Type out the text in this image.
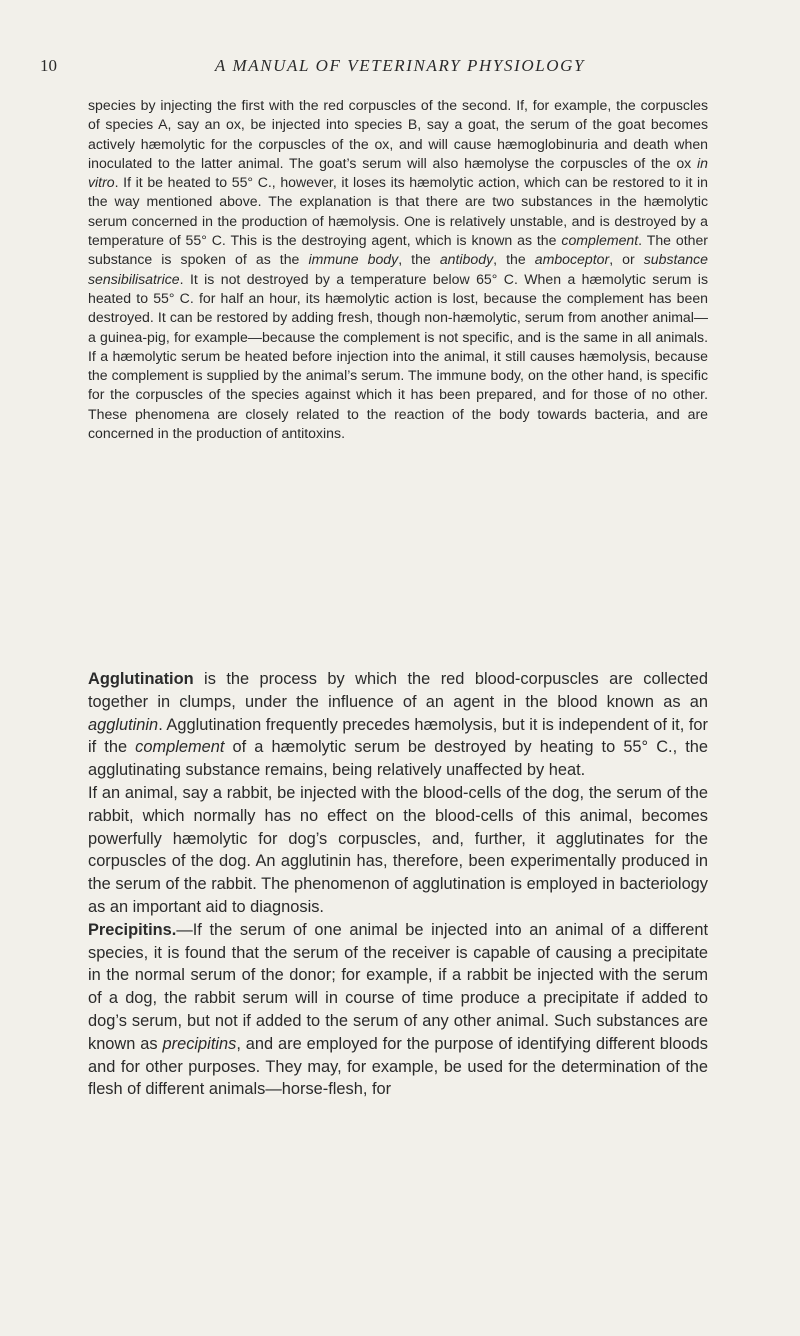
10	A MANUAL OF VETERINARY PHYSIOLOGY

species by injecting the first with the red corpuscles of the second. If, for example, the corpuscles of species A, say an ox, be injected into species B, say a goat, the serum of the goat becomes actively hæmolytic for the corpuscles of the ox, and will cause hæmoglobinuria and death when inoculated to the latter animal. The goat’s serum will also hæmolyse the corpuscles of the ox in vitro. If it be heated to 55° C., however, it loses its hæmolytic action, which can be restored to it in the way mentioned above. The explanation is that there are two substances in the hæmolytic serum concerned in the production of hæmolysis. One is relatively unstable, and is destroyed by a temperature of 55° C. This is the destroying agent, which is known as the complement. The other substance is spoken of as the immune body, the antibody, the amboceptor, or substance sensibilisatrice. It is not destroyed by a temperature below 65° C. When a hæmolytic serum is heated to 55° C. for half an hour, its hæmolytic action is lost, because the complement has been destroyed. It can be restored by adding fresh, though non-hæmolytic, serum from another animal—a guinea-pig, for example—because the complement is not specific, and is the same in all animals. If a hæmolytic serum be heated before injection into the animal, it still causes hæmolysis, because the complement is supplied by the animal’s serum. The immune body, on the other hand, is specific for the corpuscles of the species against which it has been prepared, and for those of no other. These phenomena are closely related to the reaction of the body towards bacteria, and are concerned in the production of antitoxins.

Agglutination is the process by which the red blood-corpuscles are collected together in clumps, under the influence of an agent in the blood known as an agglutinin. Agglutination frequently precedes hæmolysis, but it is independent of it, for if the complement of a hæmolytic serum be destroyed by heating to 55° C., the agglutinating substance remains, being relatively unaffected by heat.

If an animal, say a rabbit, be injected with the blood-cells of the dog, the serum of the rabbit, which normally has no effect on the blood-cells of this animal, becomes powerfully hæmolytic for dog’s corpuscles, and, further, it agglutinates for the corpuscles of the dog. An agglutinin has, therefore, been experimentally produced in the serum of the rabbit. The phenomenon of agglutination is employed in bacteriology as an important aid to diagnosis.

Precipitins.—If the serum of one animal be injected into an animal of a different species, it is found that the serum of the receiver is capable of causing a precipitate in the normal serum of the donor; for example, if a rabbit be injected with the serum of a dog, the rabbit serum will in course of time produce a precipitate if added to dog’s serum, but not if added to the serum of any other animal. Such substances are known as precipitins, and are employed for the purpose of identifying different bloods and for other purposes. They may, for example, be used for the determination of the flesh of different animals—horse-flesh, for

==

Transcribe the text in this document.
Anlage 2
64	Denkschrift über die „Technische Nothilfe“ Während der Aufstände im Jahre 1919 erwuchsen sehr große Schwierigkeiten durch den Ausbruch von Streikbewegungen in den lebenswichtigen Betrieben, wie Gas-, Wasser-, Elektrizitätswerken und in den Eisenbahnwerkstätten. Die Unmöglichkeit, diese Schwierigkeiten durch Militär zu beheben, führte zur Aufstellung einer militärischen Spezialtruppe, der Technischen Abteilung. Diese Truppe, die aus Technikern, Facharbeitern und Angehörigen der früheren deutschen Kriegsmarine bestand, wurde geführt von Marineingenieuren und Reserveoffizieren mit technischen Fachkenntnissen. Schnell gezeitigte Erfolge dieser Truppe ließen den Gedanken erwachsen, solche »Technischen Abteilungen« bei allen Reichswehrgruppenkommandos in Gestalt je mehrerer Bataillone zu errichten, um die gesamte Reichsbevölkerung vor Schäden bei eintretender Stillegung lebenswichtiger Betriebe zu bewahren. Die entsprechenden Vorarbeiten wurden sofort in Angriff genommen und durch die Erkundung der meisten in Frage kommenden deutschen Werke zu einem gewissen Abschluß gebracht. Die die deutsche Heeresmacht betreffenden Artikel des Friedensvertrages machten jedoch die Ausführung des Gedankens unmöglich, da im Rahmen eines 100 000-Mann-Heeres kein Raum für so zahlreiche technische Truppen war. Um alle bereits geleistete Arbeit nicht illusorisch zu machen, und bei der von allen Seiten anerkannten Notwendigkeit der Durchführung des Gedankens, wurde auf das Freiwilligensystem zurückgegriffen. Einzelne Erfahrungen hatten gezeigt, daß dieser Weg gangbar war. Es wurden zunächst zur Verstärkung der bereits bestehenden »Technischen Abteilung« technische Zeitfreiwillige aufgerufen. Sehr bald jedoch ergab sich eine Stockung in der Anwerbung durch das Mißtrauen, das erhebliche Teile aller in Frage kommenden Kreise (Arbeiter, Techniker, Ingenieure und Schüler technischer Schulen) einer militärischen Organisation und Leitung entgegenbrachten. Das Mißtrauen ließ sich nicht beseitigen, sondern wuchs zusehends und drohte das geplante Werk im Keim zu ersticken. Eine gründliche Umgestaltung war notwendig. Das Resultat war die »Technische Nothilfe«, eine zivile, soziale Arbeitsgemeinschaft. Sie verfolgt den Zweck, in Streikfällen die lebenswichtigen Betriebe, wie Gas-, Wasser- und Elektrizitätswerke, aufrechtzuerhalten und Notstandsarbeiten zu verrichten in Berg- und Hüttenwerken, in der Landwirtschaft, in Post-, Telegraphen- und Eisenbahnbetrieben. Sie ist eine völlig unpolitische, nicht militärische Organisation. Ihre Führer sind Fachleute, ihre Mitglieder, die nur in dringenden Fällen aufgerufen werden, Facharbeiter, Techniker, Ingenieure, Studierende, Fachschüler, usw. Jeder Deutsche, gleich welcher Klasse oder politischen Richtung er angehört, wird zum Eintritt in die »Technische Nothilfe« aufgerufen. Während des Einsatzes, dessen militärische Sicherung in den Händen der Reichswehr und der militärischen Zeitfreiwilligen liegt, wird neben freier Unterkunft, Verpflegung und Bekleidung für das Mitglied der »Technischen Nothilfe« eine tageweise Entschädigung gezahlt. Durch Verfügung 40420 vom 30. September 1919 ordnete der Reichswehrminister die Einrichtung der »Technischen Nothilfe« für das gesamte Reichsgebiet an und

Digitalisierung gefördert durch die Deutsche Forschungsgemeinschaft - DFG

...

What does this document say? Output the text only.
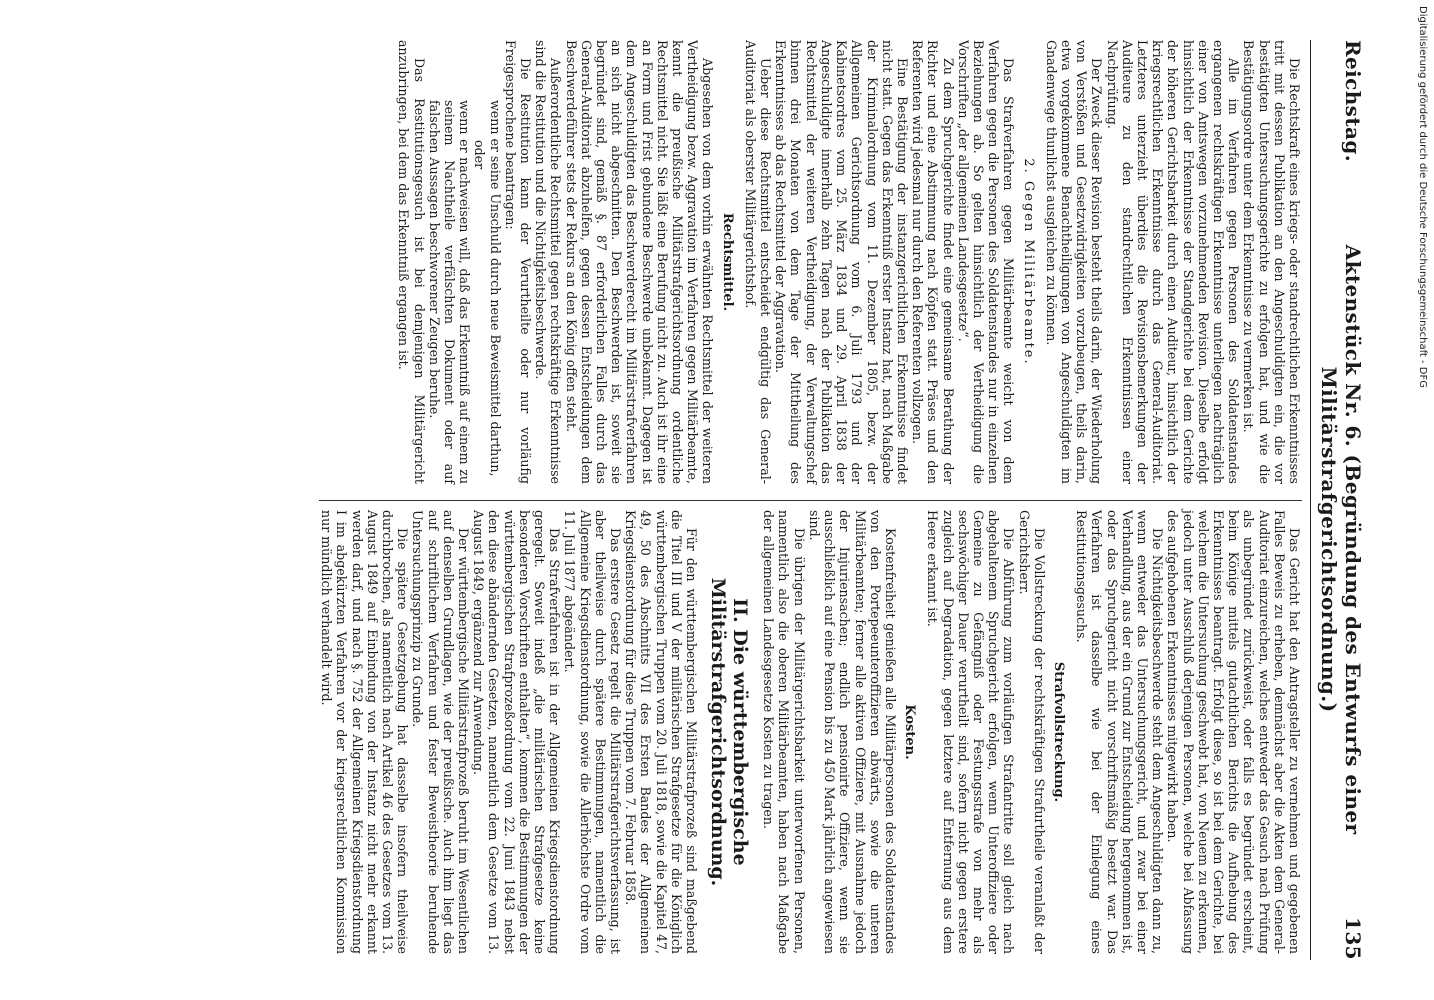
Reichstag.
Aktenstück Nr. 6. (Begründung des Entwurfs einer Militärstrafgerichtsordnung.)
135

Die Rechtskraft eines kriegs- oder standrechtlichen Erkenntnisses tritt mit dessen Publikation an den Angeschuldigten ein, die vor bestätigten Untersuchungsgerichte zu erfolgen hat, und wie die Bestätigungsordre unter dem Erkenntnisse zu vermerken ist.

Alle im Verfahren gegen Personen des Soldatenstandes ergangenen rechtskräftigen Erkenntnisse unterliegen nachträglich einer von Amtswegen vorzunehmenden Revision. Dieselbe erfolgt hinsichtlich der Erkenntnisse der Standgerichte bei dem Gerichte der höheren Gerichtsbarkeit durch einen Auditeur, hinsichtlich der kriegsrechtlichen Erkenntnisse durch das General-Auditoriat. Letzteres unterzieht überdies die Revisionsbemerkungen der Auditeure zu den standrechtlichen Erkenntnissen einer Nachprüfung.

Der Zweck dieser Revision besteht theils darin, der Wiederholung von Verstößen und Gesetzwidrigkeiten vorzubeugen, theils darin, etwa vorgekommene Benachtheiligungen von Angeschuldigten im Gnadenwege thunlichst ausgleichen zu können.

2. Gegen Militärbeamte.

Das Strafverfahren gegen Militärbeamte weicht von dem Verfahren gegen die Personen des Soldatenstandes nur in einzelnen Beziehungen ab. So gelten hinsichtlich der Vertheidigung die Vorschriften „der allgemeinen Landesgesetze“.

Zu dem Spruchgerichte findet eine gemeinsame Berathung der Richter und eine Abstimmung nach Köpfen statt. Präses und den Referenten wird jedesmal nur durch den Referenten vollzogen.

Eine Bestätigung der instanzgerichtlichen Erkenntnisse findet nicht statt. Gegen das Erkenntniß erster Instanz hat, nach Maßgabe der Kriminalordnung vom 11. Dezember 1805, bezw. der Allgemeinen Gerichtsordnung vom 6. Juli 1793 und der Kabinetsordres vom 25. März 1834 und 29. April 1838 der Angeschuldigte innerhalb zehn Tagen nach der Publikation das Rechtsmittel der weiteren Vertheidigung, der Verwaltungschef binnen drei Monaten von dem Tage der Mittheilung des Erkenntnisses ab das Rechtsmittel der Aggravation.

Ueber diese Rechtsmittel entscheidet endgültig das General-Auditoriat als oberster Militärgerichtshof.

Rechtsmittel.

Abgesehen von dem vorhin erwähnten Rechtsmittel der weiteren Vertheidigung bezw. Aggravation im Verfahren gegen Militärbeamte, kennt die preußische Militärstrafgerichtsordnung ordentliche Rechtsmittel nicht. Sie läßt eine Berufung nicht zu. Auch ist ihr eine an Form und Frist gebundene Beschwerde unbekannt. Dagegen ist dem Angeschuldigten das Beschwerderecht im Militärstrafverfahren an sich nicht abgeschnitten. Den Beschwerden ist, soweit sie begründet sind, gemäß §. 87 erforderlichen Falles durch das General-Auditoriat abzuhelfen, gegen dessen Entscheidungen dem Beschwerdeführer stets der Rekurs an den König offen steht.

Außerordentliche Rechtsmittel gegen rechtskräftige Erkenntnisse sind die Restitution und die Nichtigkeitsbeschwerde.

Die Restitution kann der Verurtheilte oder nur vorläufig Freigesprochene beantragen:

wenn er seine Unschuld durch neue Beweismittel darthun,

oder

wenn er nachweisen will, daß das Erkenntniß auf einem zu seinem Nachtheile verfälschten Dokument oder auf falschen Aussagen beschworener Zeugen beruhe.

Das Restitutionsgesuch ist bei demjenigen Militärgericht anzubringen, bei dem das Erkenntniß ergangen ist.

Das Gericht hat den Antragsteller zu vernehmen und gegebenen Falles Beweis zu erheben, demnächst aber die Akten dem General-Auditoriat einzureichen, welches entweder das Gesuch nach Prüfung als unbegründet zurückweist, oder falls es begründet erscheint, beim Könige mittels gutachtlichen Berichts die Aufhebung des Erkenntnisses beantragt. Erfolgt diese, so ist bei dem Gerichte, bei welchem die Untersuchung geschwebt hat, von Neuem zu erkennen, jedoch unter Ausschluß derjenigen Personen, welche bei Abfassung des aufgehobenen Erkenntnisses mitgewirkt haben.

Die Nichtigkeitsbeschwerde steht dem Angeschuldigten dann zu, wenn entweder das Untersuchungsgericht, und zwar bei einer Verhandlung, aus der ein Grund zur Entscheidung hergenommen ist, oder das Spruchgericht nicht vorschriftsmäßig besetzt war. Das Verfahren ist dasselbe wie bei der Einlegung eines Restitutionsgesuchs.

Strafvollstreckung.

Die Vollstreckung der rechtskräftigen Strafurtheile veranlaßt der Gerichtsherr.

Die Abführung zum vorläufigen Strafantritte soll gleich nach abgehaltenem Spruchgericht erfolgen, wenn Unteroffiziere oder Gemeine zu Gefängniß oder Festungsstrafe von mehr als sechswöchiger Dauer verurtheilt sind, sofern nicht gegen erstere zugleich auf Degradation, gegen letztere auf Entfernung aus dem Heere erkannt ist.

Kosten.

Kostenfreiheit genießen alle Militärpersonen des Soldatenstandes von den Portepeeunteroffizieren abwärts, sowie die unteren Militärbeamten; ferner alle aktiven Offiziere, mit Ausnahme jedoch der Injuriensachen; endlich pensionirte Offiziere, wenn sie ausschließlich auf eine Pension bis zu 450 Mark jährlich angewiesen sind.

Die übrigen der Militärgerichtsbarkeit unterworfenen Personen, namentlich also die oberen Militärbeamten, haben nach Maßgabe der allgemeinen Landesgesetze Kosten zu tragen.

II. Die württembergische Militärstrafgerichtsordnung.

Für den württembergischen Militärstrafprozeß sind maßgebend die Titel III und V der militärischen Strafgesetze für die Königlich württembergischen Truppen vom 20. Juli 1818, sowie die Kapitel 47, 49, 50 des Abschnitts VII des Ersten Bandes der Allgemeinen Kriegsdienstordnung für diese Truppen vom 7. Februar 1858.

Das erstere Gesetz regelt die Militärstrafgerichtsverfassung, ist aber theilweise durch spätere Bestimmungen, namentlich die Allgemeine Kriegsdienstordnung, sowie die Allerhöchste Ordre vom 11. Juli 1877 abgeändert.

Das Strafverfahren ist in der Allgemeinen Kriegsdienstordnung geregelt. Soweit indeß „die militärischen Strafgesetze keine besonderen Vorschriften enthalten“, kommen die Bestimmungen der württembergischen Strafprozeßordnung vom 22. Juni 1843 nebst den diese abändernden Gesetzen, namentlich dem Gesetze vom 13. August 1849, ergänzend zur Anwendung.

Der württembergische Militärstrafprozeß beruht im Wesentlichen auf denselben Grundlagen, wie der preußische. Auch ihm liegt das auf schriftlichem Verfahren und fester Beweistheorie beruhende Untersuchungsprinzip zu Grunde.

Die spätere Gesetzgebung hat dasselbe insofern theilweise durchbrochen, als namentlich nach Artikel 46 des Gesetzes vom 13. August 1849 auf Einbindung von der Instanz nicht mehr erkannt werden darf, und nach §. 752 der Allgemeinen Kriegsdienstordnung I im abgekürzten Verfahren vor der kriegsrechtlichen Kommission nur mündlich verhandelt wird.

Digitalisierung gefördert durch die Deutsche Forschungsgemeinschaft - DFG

WHAT TO DO. Go through the records. Copy each line where "Strafgesetze" appears.

FINISHED TASK.
Für den württembergischen Militärstrafprozeß sind maßgebend die Titel III und V der militärischen Strafgesetze für die Königlich württembergischen Truppen vom 20. Juli 1818, sowie die Kapitel 47, 49, 50 des Abschnitts VII des Ersten Bandes der Allgemeinen Kriegsdienstordnung für diese Truppen vom 7. Februar 1858.
Das Strafverfahren ist in der Allgemeinen Kriegsdienstordnung geregelt. Soweit indeß „die militärischen Strafgesetze keine besonderen Vorschriften enthalten“, kommen die Bestimmungen der württembergischen Strafprozeßordnung vom 22. Juni 1843 nebst den diese abändernden Gesetzen, namentlich dem Gesetze vom 13. August 1849, ergänzend zur Anwendung.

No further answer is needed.